──────── STORED RECORDS
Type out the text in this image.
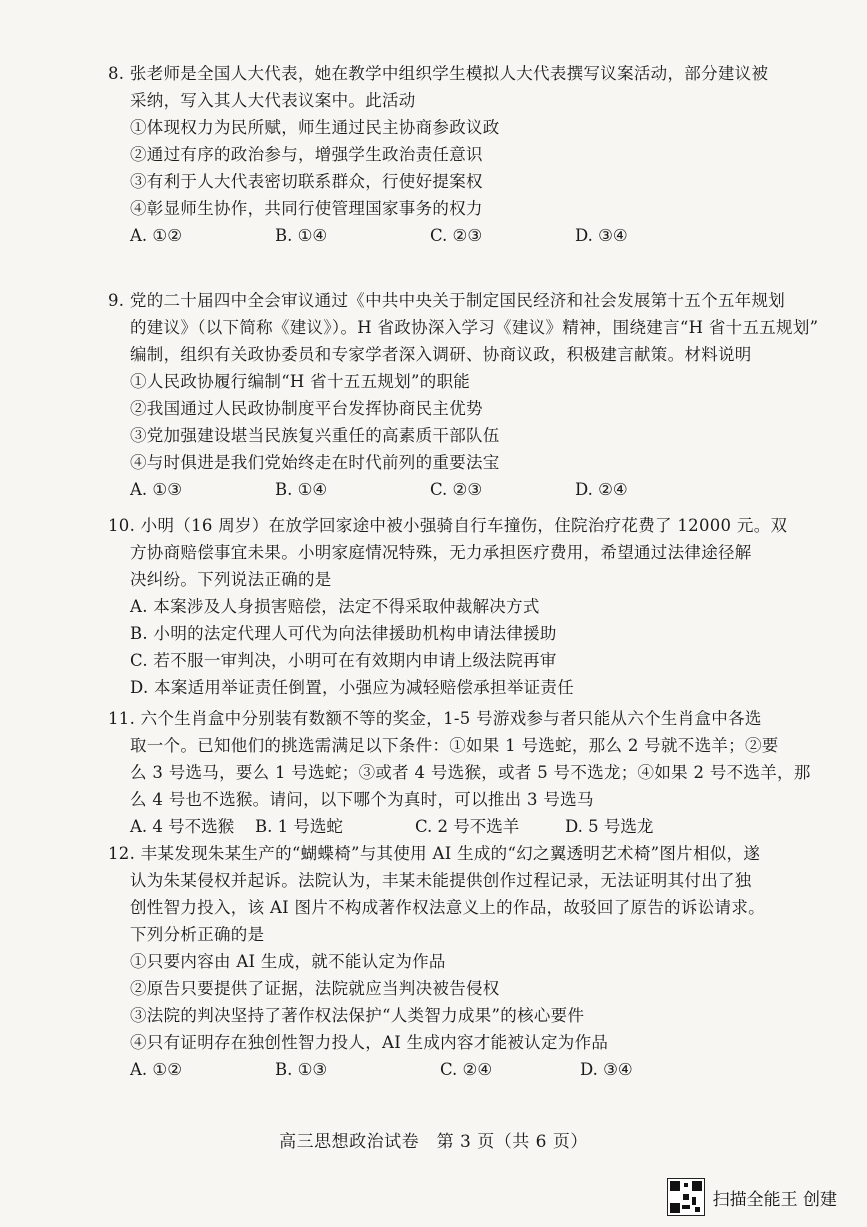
8. 张老师是全国人大代表，她在教学中组织学生模拟人大代表撰写议案活动，部分建议被
采纳，写入其人大代表议案中。此活动
①体现权力为民所赋，师生通过民主协商参政议政
②通过有序的政治参与，增强学生政治责任意识
③有利于人大代表密切联系群众，行使好提案权
④彰显师生协作，共同行使管理国家事务的权力
A. ①②	B. ①④	C. ②③	D. ③④
9. 党的二十届四中全会审议通过《中共中央关于制定国民经济和社会发展第十五个五年规划
的建议》（以下简称《建议》）。H 省政协深入学习《建议》精神，围绕建言“H 省十五五规划”
编制，组织有关政协委员和专家学者深入调研、协商议政，积极建言献策。材料说明
①人民政协履行编制“H 省十五五规划”的职能
②我国通过人民政协制度平台发挥协商民主优势
③党加强建设堪当民族复兴重任的高素质干部队伍
④与时俱进是我们党始终走在时代前列的重要法宝
A. ①③	B. ①④	C. ②③	D. ②④
10. 小明（16 周岁）在放学回家途中被小强骑自行车撞伤，住院治疗花费了 12000 元。双
方协商赔偿事宜未果。小明家庭情况特殊，无力承担医疗费用，希望通过法律途径解
决纠纷。下列说法正确的是
A. 本案涉及人身损害赔偿，法定不得采取仲裁解决方式
B. 小明的法定代理人可代为向法律援助机构申请法律援助
C. 若不服一审判决，小明可在有效期内申请上级法院再审
D. 本案适用举证责任倒置，小强应为减轻赔偿承担举证责任
11. 六个生肖盒中分别装有数额不等的奖金，1-5 号游戏参与者只能从六个生肖盒中各选
取一个。已知他们的挑选需满足以下条件：①如果 1 号选蛇，那么 2 号就不选羊；②要
么 3 号选马，要么 1 号选蛇；③或者 4 号选猴，或者 5 号不选龙；④如果 2 号不选羊，那
么 4 号也不选猴。请问，以下哪个为真时，可以推出 3 号选马
A. 4 号不选猴	B. 1 号选蛇	C. 2 号不选羊	D. 5 号选龙
12. 丰某发现朱某生产的“蝴蝶椅”与其使用 AI 生成的“幻之翼透明艺术椅”图片相似，遂
认为朱某侵权并起诉。法院认为，丰某未能提供创作过程记录，无法证明其付出了独
创性智力投入，该 AI 图片不构成著作权法意义上的作品，故驳回了原告的诉讼请求。
下列分析正确的是
①只要内容由 AI 生成，就不能认定为作品
②原告只要提供了证据，法院就应当判决被告侵权
③法院的判决坚持了著作权法保护“人类智力成果”的核心要件
④只有证明存在独创性智力投人，AI 生成内容才能被认定为作品
A. ①②	B. ①③	C. ②④	D. ③④
高三思想政治试卷　第 3 页（共 6 页）
扫描全能王 创建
────────────────
- **EXERCISE REQUIREMENTS**
All the records need to be repeated exactly, with the images dropped.

- **SOLUTION FOR THIS TASK**
Type out the text in this image.
8. 张老师是全国人大代表，她在教学中组织学生模拟人大代表撰写议案活动，部分建议被
采纳，写入其人大代表议案中。此活动
①体现权力为民所赋，师生通过民主协商参政议政
②通过有序的政治参与，增强学生政治责任意识
③有利于人大代表密切联系群众，行使好提案权
④彰显师生协作，共同行使管理国家事务的权力
A. ①②	B. ①④	C. ②③	D. ③④
9. 党的二十届四中全会审议通过《中共中央关于制定国民经济和社会发展第十五个五年规划
的建议》（以下简称《建议》）。H 省政协深入学习《建议》精神，围绕建言“H 省十五五规划”
编制，组织有关政协委员和专家学者深入调研、协商议政，积极建言献策。材料说明
①人民政协履行编制“H 省十五五规划”的职能
②我国通过人民政协制度平台发挥协商民主优势
③党加强建设堪当民族复兴重任的高素质干部队伍
④与时俱进是我们党始终走在时代前列的重要法宝
A. ①③	B. ①④	C. ②③	D. ②④
10. 小明（16 周岁）在放学回家途中被小强骑自行车撞伤，住院治疗花费了 12000 元。双
方协商赔偿事宜未果。小明家庭情况特殊，无力承担医疗费用，希望通过法律途径解
决纠纷。下列说法正确的是
A. 本案涉及人身损害赔偿，法定不得采取仲裁解决方式
B. 小明的法定代理人可代为向法律援助机构申请法律援助
C. 若不服一审判决，小明可在有效期内申请上级法院再审
D. 本案适用举证责任倒置，小强应为减轻赔偿承担举证责任
11. 六个生肖盒中分别装有数额不等的奖金，1-5 号游戏参与者只能从六个生肖盒中各选
取一个。已知他们的挑选需满足以下条件：①如果 1 号选蛇，那么 2 号就不选羊；②要
么 3 号选马，要么 1 号选蛇；③或者 4 号选猴，或者 5 号不选龙；④如果 2 号不选羊，那
么 4 号也不选猴。请问，以下哪个为真时，可以推出 3 号选马
A. 4 号不选猴	B. 1 号选蛇	C. 2 号不选羊	D. 5 号选龙
12. 丰某发现朱某生产的“蝴蝶椅”与其使用 AI 生成的“幻之翼透明艺术椅”图片相似，遂
认为朱某侵权并起诉。法院认为，丰某未能提供创作过程记录，无法证明其付出了独
创性智力投入，该 AI 图片不构成著作权法意义上的作品，故驳回了原告的诉讼请求。
下列分析正确的是
①只要内容由 AI 生成，就不能认定为作品
②原告只要提供了证据，法院就应当判决被告侵权
③法院的判决坚持了著作权法保护“人类智力成果”的核心要件
④只有证明存在独创性智力投人，AI 生成内容才能被认定为作品
A. ①②	B. ①③	C. ②④	D. ③④
高三思想政治试卷　第 3 页（共 6 页）
扫描全能王 创建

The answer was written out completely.